▸ **AIM OF THE TASK**:
Count how many lines in the material below hold the word "vivos"; the reply is that number alone.

━━━━

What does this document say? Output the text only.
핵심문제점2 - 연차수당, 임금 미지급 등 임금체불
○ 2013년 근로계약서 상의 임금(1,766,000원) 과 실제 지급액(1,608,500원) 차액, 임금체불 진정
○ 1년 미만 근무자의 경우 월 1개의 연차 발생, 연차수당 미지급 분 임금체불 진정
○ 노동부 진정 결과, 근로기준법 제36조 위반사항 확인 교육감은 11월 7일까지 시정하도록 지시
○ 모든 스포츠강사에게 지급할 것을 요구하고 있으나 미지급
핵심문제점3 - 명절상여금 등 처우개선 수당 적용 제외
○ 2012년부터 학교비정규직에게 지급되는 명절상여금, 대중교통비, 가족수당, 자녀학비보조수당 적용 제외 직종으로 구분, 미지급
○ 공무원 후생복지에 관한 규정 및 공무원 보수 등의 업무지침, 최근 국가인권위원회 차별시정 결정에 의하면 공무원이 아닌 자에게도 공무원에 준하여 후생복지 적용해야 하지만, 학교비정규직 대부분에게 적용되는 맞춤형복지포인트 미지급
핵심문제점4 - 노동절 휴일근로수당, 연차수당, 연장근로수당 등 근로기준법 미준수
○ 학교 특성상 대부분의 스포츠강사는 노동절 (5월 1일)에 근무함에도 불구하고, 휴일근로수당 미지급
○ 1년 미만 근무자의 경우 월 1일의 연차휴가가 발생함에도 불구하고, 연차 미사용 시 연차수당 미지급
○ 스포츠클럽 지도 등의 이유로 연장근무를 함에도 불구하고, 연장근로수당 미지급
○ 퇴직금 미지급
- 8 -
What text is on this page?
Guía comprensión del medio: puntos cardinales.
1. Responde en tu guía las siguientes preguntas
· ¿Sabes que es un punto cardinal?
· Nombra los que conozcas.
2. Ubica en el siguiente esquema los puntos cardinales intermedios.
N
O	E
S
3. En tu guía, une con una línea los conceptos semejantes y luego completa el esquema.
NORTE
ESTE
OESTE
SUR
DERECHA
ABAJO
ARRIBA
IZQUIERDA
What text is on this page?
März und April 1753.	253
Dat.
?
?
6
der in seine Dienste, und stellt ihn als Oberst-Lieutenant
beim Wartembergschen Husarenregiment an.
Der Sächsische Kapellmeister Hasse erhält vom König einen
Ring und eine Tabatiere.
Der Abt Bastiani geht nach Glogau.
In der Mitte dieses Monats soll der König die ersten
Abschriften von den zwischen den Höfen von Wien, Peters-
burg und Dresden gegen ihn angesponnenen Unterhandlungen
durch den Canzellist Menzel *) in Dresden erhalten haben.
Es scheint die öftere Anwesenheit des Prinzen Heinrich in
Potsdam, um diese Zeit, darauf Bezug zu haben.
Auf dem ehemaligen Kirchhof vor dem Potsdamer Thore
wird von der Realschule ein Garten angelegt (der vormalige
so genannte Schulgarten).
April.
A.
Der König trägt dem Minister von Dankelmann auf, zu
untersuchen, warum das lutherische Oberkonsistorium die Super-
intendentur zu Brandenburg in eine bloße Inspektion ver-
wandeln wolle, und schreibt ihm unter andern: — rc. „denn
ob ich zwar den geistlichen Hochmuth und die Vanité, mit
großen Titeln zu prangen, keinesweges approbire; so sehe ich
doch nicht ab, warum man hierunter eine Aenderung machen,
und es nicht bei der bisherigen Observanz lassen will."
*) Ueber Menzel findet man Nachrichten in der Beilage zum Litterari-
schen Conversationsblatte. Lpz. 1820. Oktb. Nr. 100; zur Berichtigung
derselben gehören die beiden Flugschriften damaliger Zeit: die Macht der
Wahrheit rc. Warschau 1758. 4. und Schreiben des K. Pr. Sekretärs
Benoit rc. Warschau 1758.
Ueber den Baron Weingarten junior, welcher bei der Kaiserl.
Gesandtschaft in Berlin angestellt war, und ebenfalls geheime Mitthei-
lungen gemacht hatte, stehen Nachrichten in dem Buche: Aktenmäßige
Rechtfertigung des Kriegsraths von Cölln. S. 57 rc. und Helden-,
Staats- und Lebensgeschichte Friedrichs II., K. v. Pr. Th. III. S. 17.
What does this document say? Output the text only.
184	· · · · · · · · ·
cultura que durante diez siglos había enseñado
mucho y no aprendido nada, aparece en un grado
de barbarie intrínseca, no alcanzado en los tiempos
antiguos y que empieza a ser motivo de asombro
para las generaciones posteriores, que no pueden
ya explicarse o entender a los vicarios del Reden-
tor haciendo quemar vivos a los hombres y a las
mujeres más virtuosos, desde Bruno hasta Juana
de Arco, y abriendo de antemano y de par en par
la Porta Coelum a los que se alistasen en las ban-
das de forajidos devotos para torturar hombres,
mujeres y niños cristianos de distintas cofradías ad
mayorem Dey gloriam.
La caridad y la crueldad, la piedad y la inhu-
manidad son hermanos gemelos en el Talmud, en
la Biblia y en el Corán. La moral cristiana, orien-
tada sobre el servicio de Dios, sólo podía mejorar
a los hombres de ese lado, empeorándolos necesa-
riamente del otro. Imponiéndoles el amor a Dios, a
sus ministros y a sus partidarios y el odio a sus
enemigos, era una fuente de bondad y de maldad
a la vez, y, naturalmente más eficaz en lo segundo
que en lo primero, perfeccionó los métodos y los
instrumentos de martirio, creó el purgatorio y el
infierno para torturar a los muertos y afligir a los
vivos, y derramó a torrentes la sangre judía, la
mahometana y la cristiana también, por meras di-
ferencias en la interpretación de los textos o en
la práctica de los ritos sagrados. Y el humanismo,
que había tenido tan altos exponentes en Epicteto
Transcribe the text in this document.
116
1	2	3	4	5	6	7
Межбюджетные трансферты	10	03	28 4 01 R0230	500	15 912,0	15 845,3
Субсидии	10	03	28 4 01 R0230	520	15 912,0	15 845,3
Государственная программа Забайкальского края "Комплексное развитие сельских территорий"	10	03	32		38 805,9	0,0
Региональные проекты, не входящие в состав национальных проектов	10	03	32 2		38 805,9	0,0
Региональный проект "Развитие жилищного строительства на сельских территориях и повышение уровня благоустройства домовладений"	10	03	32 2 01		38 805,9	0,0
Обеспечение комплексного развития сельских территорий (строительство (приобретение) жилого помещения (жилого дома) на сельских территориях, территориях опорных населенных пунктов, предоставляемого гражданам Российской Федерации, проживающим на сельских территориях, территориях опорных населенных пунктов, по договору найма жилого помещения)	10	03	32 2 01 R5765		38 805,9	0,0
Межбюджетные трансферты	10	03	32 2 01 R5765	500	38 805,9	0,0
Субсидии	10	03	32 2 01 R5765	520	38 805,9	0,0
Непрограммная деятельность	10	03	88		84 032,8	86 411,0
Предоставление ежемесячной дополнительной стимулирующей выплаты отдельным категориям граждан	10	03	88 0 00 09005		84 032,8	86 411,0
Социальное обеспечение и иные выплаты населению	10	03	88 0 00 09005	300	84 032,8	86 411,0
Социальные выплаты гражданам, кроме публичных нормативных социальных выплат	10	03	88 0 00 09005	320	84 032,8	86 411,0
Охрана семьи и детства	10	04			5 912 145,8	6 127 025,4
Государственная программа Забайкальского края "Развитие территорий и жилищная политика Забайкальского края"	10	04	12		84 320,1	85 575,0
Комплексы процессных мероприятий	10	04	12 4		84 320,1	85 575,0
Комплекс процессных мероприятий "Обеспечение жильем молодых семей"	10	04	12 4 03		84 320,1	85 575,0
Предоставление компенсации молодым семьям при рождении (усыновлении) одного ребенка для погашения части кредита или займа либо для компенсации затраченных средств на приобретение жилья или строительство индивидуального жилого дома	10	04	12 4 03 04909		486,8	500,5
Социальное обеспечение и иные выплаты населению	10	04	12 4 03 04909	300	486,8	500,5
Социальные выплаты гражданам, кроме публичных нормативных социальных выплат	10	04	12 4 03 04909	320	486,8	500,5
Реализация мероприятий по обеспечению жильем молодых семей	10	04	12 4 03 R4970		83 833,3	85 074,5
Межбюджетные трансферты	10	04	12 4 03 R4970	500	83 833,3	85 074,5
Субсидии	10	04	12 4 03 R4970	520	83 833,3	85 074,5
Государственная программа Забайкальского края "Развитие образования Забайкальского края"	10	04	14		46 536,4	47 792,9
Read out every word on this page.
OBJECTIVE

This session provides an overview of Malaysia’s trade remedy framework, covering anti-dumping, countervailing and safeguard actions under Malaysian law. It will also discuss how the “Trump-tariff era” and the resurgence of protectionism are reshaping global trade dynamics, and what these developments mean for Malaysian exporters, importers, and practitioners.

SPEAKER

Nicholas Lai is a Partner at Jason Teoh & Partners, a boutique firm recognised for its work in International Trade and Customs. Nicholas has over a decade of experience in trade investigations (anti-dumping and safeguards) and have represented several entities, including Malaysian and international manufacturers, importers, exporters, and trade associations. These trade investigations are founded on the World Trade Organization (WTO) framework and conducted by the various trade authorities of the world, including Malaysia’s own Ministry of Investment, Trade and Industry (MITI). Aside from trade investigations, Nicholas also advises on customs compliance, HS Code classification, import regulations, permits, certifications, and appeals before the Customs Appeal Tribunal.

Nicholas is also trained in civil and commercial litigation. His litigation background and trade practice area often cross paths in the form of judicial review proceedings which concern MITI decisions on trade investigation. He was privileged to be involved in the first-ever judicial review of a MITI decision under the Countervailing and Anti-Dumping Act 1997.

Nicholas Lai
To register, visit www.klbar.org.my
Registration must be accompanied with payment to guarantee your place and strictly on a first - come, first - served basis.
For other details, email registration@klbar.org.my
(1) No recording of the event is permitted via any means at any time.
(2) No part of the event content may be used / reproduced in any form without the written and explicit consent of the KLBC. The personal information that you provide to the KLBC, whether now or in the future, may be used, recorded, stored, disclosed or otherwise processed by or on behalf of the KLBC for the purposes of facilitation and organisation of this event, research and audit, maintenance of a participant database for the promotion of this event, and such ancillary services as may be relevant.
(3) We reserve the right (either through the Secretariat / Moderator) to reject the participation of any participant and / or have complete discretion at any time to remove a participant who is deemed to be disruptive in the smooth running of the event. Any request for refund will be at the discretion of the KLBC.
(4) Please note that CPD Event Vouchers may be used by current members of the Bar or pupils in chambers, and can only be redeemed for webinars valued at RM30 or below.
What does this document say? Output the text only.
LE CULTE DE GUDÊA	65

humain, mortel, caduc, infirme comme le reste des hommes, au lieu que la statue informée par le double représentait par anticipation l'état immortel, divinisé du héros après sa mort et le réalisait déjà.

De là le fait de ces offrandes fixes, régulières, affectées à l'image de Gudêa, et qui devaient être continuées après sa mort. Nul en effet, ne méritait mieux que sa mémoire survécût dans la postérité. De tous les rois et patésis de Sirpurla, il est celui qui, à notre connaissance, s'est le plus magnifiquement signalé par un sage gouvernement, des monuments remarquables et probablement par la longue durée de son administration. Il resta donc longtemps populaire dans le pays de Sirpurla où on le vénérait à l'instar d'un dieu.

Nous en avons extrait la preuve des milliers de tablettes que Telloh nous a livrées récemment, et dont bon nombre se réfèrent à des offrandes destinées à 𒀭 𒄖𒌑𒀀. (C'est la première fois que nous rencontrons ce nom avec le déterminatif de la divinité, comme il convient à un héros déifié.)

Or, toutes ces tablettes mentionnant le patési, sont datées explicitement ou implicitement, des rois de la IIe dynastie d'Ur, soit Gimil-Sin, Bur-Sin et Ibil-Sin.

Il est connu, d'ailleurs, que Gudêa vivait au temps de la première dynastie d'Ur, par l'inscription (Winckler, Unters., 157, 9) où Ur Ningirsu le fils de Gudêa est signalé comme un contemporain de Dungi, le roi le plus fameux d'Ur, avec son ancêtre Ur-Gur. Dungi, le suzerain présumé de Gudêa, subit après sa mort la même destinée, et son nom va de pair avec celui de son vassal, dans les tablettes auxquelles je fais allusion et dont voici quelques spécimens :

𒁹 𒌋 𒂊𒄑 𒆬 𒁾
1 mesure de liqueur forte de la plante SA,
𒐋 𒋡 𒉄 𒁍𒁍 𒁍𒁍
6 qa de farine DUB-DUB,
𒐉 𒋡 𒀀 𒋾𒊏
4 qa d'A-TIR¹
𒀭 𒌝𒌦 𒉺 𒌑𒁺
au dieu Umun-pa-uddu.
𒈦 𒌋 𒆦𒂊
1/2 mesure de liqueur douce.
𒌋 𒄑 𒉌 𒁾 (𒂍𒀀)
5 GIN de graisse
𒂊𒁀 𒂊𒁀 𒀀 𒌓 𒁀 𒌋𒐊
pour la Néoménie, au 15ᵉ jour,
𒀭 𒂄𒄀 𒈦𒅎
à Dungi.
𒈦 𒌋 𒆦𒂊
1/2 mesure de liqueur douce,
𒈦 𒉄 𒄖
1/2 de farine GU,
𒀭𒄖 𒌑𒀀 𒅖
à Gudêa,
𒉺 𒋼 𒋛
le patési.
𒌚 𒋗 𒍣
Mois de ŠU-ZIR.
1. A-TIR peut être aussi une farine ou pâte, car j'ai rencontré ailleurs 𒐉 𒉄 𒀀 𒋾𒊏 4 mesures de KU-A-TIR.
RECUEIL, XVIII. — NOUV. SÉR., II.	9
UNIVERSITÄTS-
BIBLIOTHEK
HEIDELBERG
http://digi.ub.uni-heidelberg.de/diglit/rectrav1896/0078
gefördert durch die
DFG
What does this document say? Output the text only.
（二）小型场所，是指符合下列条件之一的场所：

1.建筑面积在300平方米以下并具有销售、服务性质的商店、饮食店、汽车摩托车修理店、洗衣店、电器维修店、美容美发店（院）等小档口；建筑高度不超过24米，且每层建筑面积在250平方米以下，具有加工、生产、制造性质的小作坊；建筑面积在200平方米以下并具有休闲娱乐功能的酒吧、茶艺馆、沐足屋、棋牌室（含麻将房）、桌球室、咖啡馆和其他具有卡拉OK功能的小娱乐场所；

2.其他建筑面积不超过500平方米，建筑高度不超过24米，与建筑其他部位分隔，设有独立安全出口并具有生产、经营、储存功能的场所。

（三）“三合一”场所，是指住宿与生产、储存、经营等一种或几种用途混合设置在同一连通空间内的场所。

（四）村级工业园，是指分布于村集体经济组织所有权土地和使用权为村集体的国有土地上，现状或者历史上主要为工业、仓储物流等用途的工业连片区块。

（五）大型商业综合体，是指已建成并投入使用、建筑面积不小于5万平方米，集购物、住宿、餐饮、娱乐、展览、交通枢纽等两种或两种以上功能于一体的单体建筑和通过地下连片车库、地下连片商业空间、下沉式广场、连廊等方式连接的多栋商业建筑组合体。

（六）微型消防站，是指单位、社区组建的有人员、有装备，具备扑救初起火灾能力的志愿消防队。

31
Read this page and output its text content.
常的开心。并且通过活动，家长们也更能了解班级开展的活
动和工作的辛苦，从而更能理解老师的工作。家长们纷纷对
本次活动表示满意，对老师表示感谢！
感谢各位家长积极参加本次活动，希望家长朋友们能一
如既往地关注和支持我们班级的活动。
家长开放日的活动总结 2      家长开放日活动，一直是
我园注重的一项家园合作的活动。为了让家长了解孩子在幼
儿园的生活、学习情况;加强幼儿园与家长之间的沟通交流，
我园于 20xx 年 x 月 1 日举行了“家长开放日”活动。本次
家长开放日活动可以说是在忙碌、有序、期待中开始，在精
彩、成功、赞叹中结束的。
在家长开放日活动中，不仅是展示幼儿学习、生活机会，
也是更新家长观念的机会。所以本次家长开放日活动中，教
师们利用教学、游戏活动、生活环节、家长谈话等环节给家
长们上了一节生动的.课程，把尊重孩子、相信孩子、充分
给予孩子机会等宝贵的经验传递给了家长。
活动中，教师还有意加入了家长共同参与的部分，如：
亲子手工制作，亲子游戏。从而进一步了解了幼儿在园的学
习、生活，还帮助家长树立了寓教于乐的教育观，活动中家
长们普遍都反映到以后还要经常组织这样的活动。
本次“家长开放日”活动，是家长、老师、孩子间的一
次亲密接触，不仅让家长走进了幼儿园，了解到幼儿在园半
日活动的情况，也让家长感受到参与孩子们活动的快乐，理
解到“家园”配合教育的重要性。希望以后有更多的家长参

━━━━

▸ **OUTPUT**:
2